Exercise objective: Reproduce the listing below exactly. Pictures do not belong in the copy.

Data for this task:
• • •

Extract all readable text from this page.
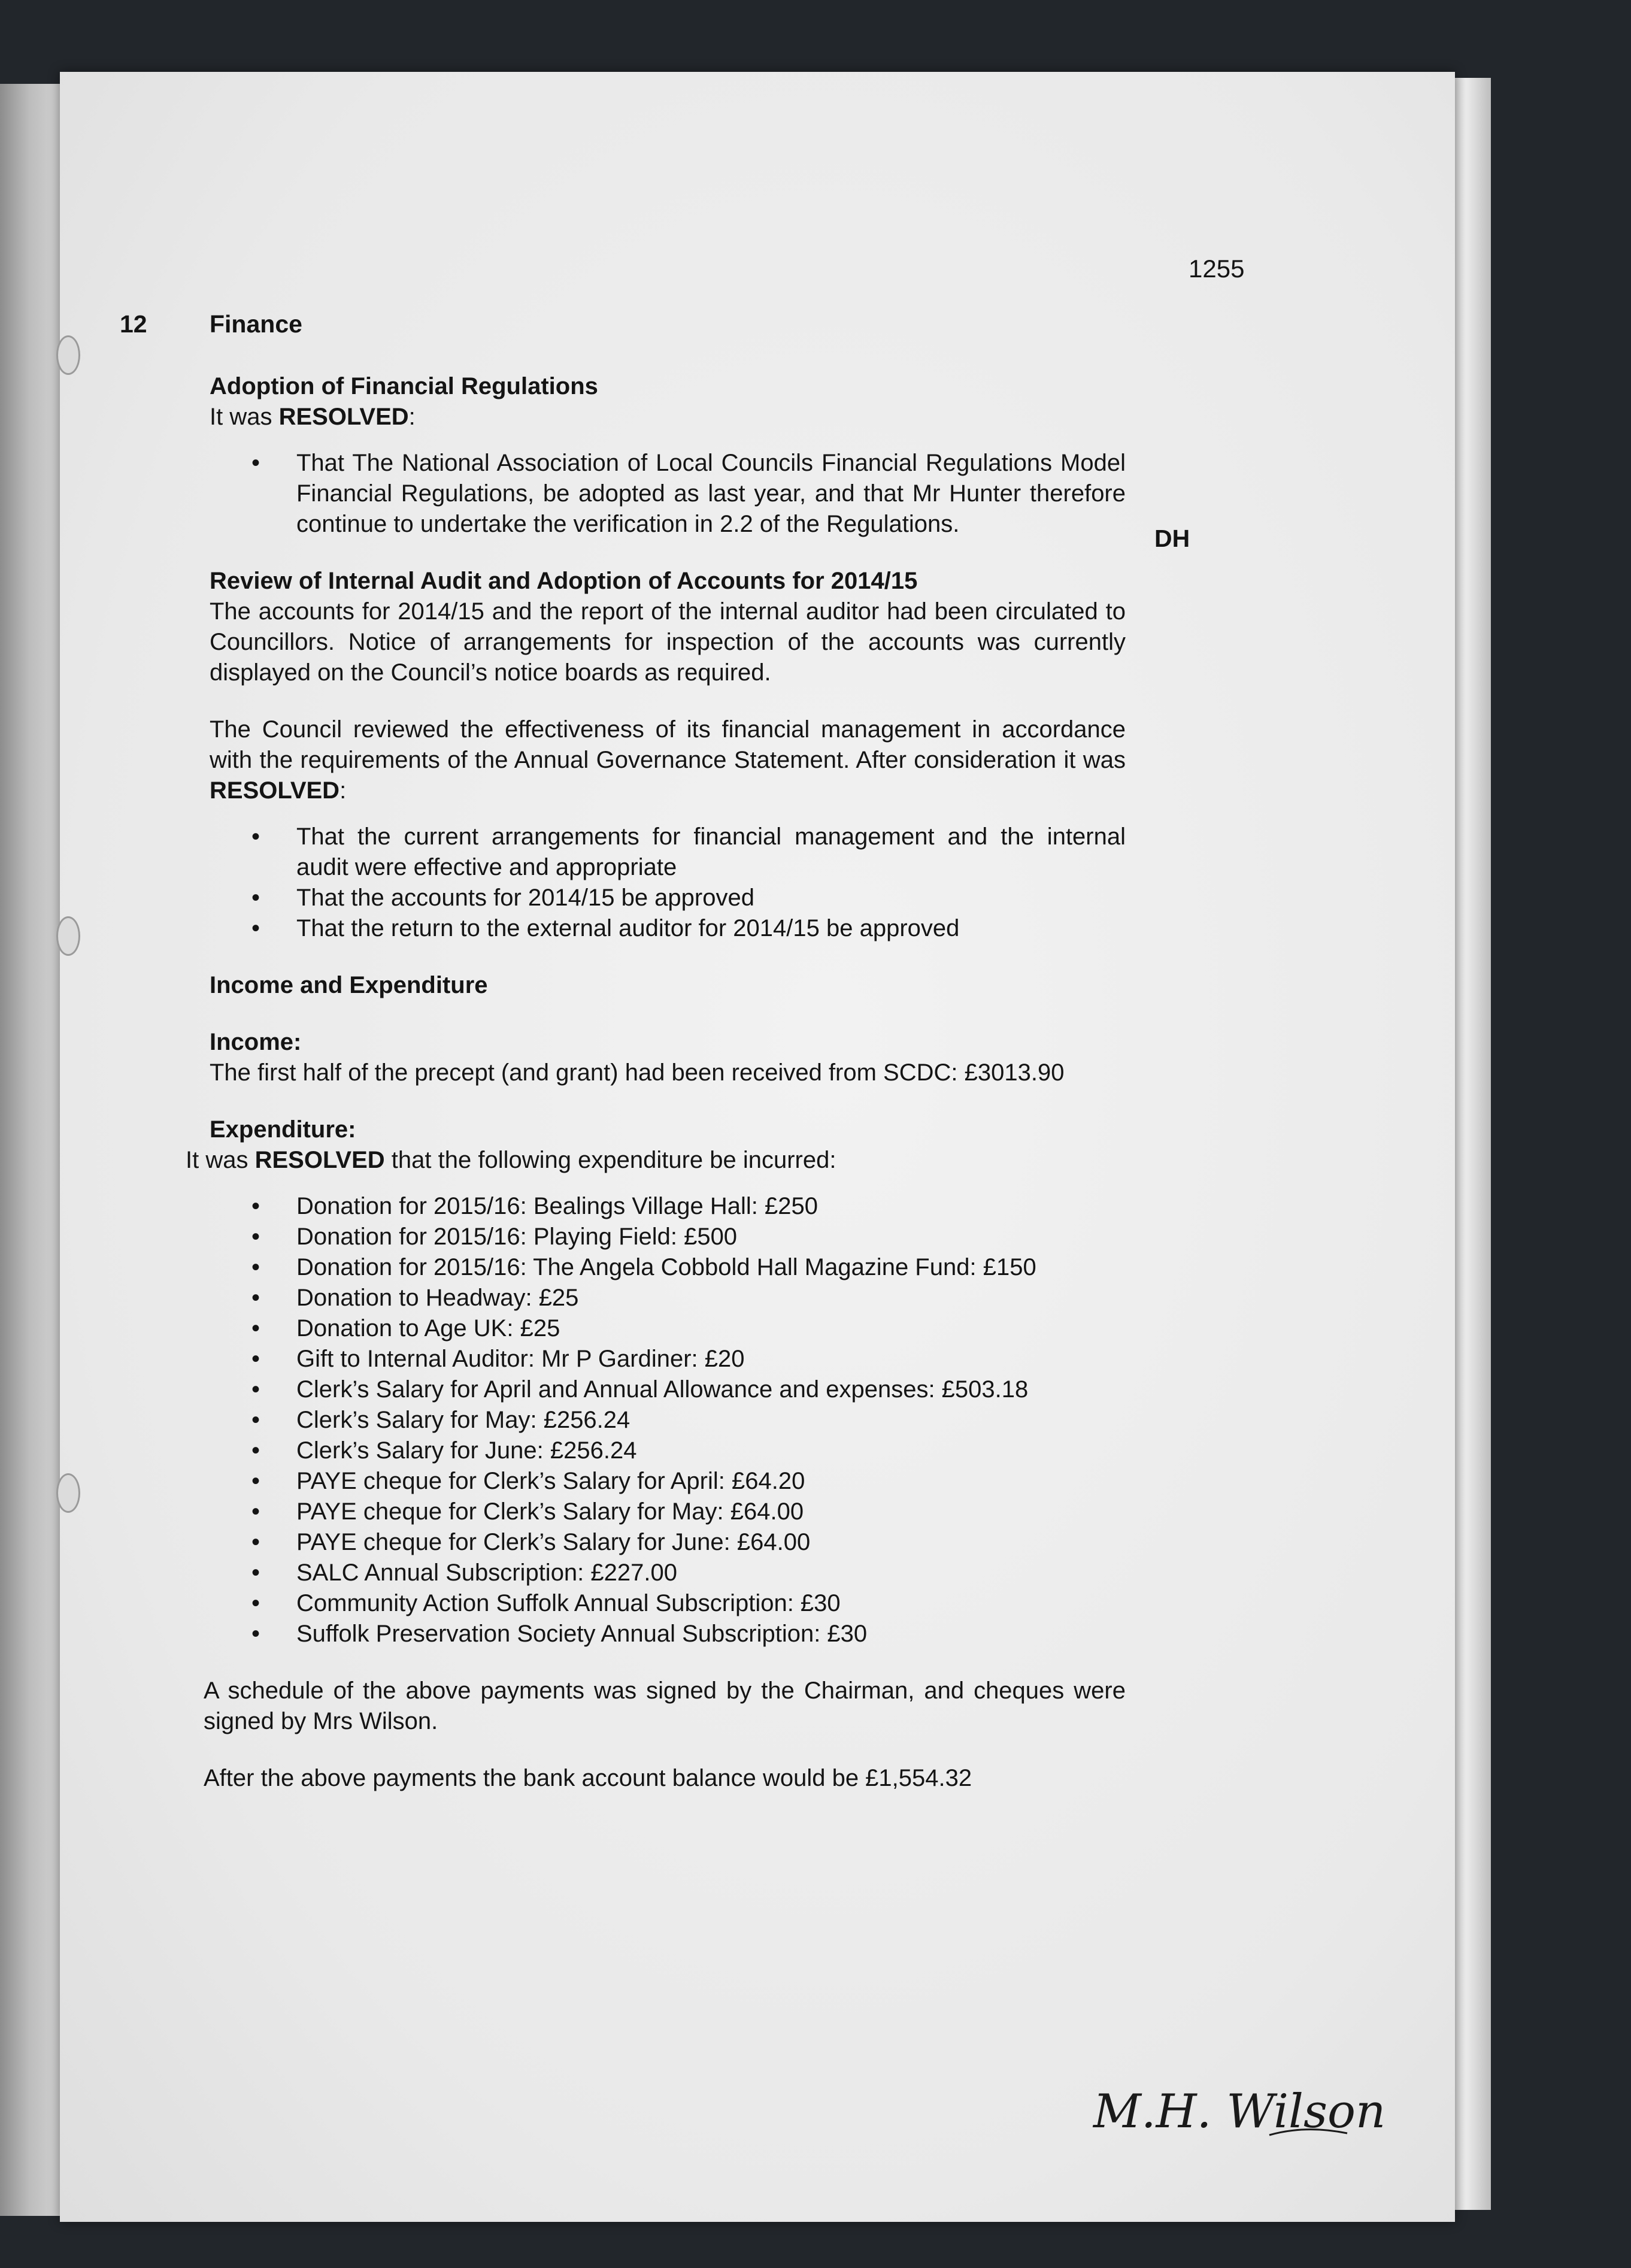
1255
12	Finance
DH

Adoption of Financial Regulations

It was RESOLVED:

• That The National Association of Local Councils Financial Regulations Model Financial Regulations, be adopted as last year, and that Mr Hunter therefore continue to undertake the verification in 2.2 of the Regulations.

Review of Internal Audit and Adoption of Accounts for 2014/15

The accounts for 2014/15 and the report of the internal auditor had been circulated to Councillors. Notice of arrangements for inspection of the accounts was currently displayed on the Council’s notice boards as required.

The Council reviewed the effectiveness of its financial management in accordance with the requirements of the Annual Governance Statement. After consideration it was RESOLVED:

• That the current arrangements for financial management and the internal audit were effective and appropriate
• That the accounts for 2014/15 be approved
• That the return to the external auditor for 2014/15 be approved

Income and Expenditure

Income:

The first half of the precept (and grant) had been received from SCDC: £3013.90

Expenditure:

It was RESOLVED that the following expenditure be incurred:

• Donation for 2015/16: Bealings Village Hall: £250
• Donation for 2015/16: Playing Field: £500
• Donation for 2015/16: The Angela Cobbold Hall Magazine Fund: £150
• Donation to Headway: £25
• Donation to Age UK: £25
• Gift to Internal Auditor: Mr P Gardiner: £20
• Clerk’s Salary for April and Annual Allowance and expenses: £503.18
• Clerk’s Salary for May: £256.24
• Clerk’s Salary for June: £256.24
• PAYE cheque for Clerk’s Salary for April: £64.20
• PAYE cheque for Clerk’s Salary for May: £64.00
• PAYE cheque for Clerk’s Salary for June: £64.00
• SALC Annual Subscription: £227.00
• Community Action Suffolk Annual Subscription: £30
• Suffolk Preservation Society Annual Subscription: £30

A schedule of the above payments was signed by the Chairman, and cheques were signed by Mrs Wilson.

After the above payments the bank account balance would be £1,554.32

M.H. Wilson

• • •

Completed task:
Extract all readable text from this page.
1255
12	Finance
DH

Adoption of Financial Regulations

It was RESOLVED:

• That The National Association of Local Councils Financial Regulations Model Financial Regulations, be adopted as last year, and that Mr Hunter therefore continue to undertake the verification in 2.2 of the Regulations.

Review of Internal Audit and Adoption of Accounts for 2014/15

The accounts for 2014/15 and the report of the internal auditor had been circulated to Councillors. Notice of arrangements for inspection of the accounts was currently displayed on the Council’s notice boards as required.

The Council reviewed the effectiveness of its financial management in accordance with the requirements of the Annual Governance Statement. After consideration it was RESOLVED:

• That the current arrangements for financial management and the internal audit were effective and appropriate
• That the accounts for 2014/15 be approved
• That the return to the external auditor for 2014/15 be approved

Income and Expenditure

Income:

The first half of the precept (and grant) had been received from SCDC: £3013.90

Expenditure:

It was RESOLVED that the following expenditure be incurred:

• Donation for 2015/16: Bealings Village Hall: £250
• Donation for 2015/16: Playing Field: £500
• Donation for 2015/16: The Angela Cobbold Hall Magazine Fund: £150
• Donation to Headway: £25
• Donation to Age UK: £25
• Gift to Internal Auditor: Mr P Gardiner: £20
• Clerk’s Salary for April and Annual Allowance and expenses: £503.18
• Clerk’s Salary for May: £256.24
• Clerk’s Salary for June: £256.24
• PAYE cheque for Clerk’s Salary for April: £64.20
• PAYE cheque for Clerk’s Salary for May: £64.00
• PAYE cheque for Clerk’s Salary for June: £64.00
• SALC Annual Subscription: £227.00
• Community Action Suffolk Annual Subscription: £30
• Suffolk Preservation Society Annual Subscription: £30

A schedule of the above payments was signed by the Chairman, and cheques were signed by Mrs Wilson.

After the above payments the bank account balance would be £1,554.32

M.H. Wilson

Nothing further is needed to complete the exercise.